--- DATA SUPPLIED ---

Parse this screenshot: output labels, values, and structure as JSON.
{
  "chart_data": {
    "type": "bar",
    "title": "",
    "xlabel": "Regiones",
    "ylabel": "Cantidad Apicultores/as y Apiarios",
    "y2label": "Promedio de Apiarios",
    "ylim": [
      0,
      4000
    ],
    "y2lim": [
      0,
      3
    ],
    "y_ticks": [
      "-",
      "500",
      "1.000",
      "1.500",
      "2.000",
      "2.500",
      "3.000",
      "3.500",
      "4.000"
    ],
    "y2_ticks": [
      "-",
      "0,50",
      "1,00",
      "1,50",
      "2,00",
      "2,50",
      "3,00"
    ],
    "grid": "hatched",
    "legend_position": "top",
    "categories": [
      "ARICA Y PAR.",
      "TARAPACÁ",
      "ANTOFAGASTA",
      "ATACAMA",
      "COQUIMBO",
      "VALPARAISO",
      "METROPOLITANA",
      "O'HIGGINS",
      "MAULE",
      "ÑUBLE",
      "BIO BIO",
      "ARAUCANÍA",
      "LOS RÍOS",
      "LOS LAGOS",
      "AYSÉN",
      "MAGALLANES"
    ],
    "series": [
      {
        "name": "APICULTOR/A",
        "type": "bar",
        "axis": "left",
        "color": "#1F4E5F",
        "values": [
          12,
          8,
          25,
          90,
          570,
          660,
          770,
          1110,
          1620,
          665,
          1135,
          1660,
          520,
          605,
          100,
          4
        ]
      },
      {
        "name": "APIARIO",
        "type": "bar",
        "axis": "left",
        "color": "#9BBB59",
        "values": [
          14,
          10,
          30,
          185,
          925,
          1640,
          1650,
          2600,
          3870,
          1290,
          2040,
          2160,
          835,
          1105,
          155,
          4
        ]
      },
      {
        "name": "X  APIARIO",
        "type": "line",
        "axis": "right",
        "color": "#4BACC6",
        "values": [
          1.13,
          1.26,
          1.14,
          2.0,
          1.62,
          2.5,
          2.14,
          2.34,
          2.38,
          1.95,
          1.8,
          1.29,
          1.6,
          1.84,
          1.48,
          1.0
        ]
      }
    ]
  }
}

---

## [WRITTEN REQUEST]
Give the complete listing a second time, exactly as it reads.

## [THE OUTPUT]
Parse this screenshot: output labels, values, and structure as JSON.
{
  "chart_data": {
    "type": "bar",
    "title": "",
    "xlabel": "Regiones",
    "ylabel": "Cantidad Apicultores/as y Apiarios",
    "y2label": "Promedio de Apiarios",
    "ylim": [
      0,
      4000
    ],
    "y2lim": [
      0,
      3
    ],
    "y_ticks": [
      "-",
      "500",
      "1.000",
      "1.500",
      "2.000",
      "2.500",
      "3.000",
      "3.500",
      "4.000"
    ],
    "y2_ticks": [
      "-",
      "0,50",
      "1,00",
      "1,50",
      "2,00",
      "2,50",
      "3,00"
    ],
    "grid": "hatched",
    "legend_position": "top",
    "categories": [
      "ARICA Y PAR.",
      "TARAPACÁ",
      "ANTOFAGASTA",
      "ATACAMA",
      "COQUIMBO",
      "VALPARAISO",
      "METROPOLITANA",
      "O'HIGGINS",
      "MAULE",
      "ÑUBLE",
      "BIO BIO",
      "ARAUCANÍA",
      "LOS RÍOS",
      "LOS LAGOS",
      "AYSÉN",
      "MAGALLANES"
    ],
    "series": [
      {
        "name": "APICULTOR/A",
        "type": "bar",
        "axis": "left",
        "color": "#1F4E5F",
        "values": [
          12,
          8,
          25,
          90,
          570,
          660,
          770,
          1110,
          1620,
          665,
          1135,
          1660,
          520,
          605,
          100,
          4
        ]
      },
      {
        "name": "APIARIO",
        "type": "bar",
        "axis": "left",
        "color": "#9BBB59",
        "values": [
          14,
          10,
          30,
          185,
          925,
          1640,
          1650,
          2600,
          3870,
          1290,
          2040,
          2160,
          835,
          1105,
          155,
          4
        ]
      },
      {
        "name": "X  APIARIO",
        "type": "line",
        "axis": "right",
        "color": "#4BACC6",
        "values": [
          1.13,
          1.26,
          1.14,
          2.0,
          1.62,
          2.5,
          2.14,
          2.34,
          2.38,
          1.95,
          1.8,
          1.29,
          1.6,
          1.84,
          1.48,
          1.0
        ]
      }
    ]
  }
}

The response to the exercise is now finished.